**Task details**
Please repeat every entry, keeping each one exactly the same.

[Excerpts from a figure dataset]
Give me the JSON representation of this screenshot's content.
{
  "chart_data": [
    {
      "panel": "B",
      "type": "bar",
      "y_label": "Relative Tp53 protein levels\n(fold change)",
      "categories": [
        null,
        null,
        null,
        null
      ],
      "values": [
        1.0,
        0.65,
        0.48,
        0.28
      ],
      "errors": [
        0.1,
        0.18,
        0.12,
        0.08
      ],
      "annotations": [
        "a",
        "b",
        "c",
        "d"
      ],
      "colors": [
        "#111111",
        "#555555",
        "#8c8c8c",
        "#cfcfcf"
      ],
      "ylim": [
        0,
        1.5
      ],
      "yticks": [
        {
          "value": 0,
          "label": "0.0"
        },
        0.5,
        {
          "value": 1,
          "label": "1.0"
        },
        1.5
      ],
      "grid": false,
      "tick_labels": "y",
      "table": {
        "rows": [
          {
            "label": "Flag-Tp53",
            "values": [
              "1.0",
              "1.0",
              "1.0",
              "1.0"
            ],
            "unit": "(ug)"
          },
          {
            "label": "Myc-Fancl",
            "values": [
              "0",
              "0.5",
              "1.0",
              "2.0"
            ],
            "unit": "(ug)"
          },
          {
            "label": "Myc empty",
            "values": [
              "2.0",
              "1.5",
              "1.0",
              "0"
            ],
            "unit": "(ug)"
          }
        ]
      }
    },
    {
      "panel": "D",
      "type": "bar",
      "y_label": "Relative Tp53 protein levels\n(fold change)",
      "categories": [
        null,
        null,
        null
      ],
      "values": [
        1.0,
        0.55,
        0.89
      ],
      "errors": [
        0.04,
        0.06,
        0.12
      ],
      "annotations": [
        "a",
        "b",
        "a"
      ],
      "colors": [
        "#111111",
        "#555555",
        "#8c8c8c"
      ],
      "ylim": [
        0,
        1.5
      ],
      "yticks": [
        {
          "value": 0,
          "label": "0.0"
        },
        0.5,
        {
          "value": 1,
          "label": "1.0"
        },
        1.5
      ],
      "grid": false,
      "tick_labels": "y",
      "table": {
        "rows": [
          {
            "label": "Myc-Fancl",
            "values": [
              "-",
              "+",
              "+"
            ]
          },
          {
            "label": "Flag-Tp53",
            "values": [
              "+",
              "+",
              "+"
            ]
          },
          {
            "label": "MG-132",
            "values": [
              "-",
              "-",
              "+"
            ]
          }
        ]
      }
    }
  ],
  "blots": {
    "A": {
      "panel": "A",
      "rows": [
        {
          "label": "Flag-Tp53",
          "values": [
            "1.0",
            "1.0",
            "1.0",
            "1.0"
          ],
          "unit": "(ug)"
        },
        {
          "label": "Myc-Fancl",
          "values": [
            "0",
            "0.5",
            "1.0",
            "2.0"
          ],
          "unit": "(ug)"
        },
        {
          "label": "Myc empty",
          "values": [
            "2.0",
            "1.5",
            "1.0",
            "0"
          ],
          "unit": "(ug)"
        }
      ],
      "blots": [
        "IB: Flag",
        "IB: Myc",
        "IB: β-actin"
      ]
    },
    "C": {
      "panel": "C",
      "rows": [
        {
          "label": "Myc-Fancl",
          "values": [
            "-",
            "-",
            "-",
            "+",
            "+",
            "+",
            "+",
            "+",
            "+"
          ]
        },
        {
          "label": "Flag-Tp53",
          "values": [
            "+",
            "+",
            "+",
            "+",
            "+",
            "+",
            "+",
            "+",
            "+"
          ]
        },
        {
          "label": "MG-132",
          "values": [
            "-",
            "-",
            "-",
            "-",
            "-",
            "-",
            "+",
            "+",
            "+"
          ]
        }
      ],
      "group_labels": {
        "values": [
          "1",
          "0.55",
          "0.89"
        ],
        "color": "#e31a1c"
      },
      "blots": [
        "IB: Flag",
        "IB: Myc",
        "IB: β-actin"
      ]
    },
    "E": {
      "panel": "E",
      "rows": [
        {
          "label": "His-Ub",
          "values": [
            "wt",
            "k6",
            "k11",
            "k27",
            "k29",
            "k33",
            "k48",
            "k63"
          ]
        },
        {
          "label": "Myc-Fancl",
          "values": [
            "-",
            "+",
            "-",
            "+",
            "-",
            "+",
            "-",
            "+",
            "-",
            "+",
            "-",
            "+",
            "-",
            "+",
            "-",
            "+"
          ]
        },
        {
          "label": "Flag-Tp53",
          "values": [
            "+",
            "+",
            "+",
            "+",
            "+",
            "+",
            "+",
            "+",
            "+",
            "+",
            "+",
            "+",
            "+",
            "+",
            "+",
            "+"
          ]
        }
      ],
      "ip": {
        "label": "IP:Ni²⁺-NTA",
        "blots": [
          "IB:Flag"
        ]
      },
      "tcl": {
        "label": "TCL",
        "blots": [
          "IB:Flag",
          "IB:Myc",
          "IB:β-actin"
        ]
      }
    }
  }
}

**Output below**
Give me the JSON representation of this screenshot's content.
{
  "chart_data": [
    {
      "panel": "B",
      "type": "bar",
      "y_label": "Relative Tp53 protein levels\n(fold change)",
      "categories": [
        null,
        null,
        null,
        null
      ],
      "values": [
        1.0,
        0.65,
        0.48,
        0.28
      ],
      "errors": [
        0.1,
        0.18,
        0.12,
        0.08
      ],
      "annotations": [
        "a",
        "b",
        "c",
        "d"
      ],
      "colors": [
        "#111111",
        "#555555",
        "#8c8c8c",
        "#cfcfcf"
      ],
      "ylim": [
        0,
        1.5
      ],
      "yticks": [
        {
          "value": 0,
          "label": "0.0"
        },
        0.5,
        {
          "value": 1,
          "label": "1.0"
        },
        1.5
      ],
      "grid": false,
      "tick_labels": "y",
      "table": {
        "rows": [
          {
            "label": "Flag-Tp53",
            "values": [
              "1.0",
              "1.0",
              "1.0",
              "1.0"
            ],
            "unit": "(ug)"
          },
          {
            "label": "Myc-Fancl",
            "values": [
              "0",
              "0.5",
              "1.0",
              "2.0"
            ],
            "unit": "(ug)"
          },
          {
            "label": "Myc empty",
            "values": [
              "2.0",
              "1.5",
              "1.0",
              "0"
            ],
            "unit": "(ug)"
          }
        ]
      }
    },
    {
      "panel": "D",
      "type": "bar",
      "y_label": "Relative Tp53 protein levels\n(fold change)",
      "categories": [
        null,
        null,
        null
      ],
      "values": [
        1.0,
        0.55,
        0.89
      ],
      "errors": [
        0.04,
        0.06,
        0.12
      ],
      "annotations": [
        "a",
        "b",
        "a"
      ],
      "colors": [
        "#111111",
        "#555555",
        "#8c8c8c"
      ],
      "ylim": [
        0,
        1.5
      ],
      "yticks": [
        {
          "value": 0,
          "label": "0.0"
        },
        0.5,
        {
          "value": 1,
          "label": "1.0"
        },
        1.5
      ],
      "grid": false,
      "tick_labels": "y",
      "table": {
        "rows": [
          {
            "label": "Myc-Fancl",
            "values": [
              "-",
              "+",
              "+"
            ]
          },
          {
            "label": "Flag-Tp53",
            "values": [
              "+",
              "+",
              "+"
            ]
          },
          {
            "label": "MG-132",
            "values": [
              "-",
              "-",
              "+"
            ]
          }
        ]
      }
    }
  ],
  "blots": {
    "A": {
      "panel": "A",
      "rows": [
        {
          "label": "Flag-Tp53",
          "values": [
            "1.0",
            "1.0",
            "1.0",
            "1.0"
          ],
          "unit": "(ug)"
        },
        {
          "label": "Myc-Fancl",
          "values": [
            "0",
            "0.5",
            "1.0",
            "2.0"
          ],
          "unit": "(ug)"
        },
        {
          "label": "Myc empty",
          "values": [
            "2.0",
            "1.5",
            "1.0",
            "0"
          ],
          "unit": "(ug)"
        }
      ],
      "blots": [
        "IB: Flag",
        "IB: Myc",
        "IB: β-actin"
      ]
    },
    "C": {
      "panel": "C",
      "rows": [
        {
          "label": "Myc-Fancl",
          "values": [
            "-",
            "-",
            "-",
            "+",
            "+",
            "+",
            "+",
            "+",
            "+"
          ]
        },
        {
          "label": "Flag-Tp53",
          "values": [
            "+",
            "+",
            "+",
            "+",
            "+",
            "+",
            "+",
            "+",
            "+"
          ]
        },
        {
          "label": "MG-132",
          "values": [
            "-",
            "-",
            "-",
            "-",
            "-",
            "-",
            "+",
            "+",
            "+"
          ]
        }
      ],
      "group_labels": {
        "values": [
          "1",
          "0.55",
          "0.89"
        ],
        "color": "#e31a1c"
      },
      "blots": [
        "IB: Flag",
        "IB: Myc",
        "IB: β-actin"
      ]
    },
    "E": {
      "panel": "E",
      "rows": [
        {
          "label": "His-Ub",
          "values": [
            "wt",
            "k6",
            "k11",
            "k27",
            "k29",
            "k33",
            "k48",
            "k63"
          ]
        },
        {
          "label": "Myc-Fancl",
          "values": [
            "-",
            "+",
            "-",
            "+",
            "-",
            "+",
            "-",
            "+",
            "-",
            "+",
            "-",
            "+",
            "-",
            "+",
            "-",
            "+"
          ]
        },
        {
          "label": "Flag-Tp53",
          "values": [
            "+",
            "+",
            "+",
            "+",
            "+",
            "+",
            "+",
            "+",
            "+",
            "+",
            "+",
            "+",
            "+",
            "+",
            "+",
            "+"
          ]
        }
      ],
      "ip": {
        "label": "IP:Ni²⁺-NTA",
        "blots": [
          "IB:Flag"
        ]
      },
      "tcl": {
        "label": "TCL",
        "blots": [
          "IB:Flag",
          "IB:Myc",
          "IB:β-actin"
        ]
      }
    }
  }
}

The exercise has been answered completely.